▸ **WHAT TO DO**:
Search the material for "haar" and show all lines that contain it.

▸ **EXTRACTED ENTRIES**:
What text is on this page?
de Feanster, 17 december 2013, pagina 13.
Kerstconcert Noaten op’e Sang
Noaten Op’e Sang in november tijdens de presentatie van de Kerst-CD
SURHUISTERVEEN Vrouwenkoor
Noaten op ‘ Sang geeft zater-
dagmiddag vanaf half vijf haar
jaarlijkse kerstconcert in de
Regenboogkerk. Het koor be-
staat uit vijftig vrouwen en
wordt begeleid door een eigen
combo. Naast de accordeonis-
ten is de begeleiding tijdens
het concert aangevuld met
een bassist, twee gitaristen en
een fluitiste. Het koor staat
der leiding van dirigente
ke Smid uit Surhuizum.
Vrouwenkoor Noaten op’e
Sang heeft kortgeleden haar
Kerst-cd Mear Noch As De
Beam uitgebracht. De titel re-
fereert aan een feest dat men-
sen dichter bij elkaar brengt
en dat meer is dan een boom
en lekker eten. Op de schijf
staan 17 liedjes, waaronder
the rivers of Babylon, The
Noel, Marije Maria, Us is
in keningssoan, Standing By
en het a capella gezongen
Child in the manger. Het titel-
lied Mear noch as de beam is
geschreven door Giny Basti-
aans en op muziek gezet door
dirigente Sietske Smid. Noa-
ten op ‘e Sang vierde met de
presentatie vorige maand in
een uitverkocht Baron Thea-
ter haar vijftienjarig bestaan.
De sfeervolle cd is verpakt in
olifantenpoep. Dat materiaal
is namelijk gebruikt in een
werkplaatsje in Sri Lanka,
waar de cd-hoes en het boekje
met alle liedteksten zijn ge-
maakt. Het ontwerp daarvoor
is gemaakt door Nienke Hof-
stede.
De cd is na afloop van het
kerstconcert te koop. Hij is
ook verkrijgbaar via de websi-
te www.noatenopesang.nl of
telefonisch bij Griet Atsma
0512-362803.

▸ **RESULT BELOW**:
dagmiddag vanaf half vijf haar
Sang heeft kortgeleden haar
ter haar vijftienjarig bestaan.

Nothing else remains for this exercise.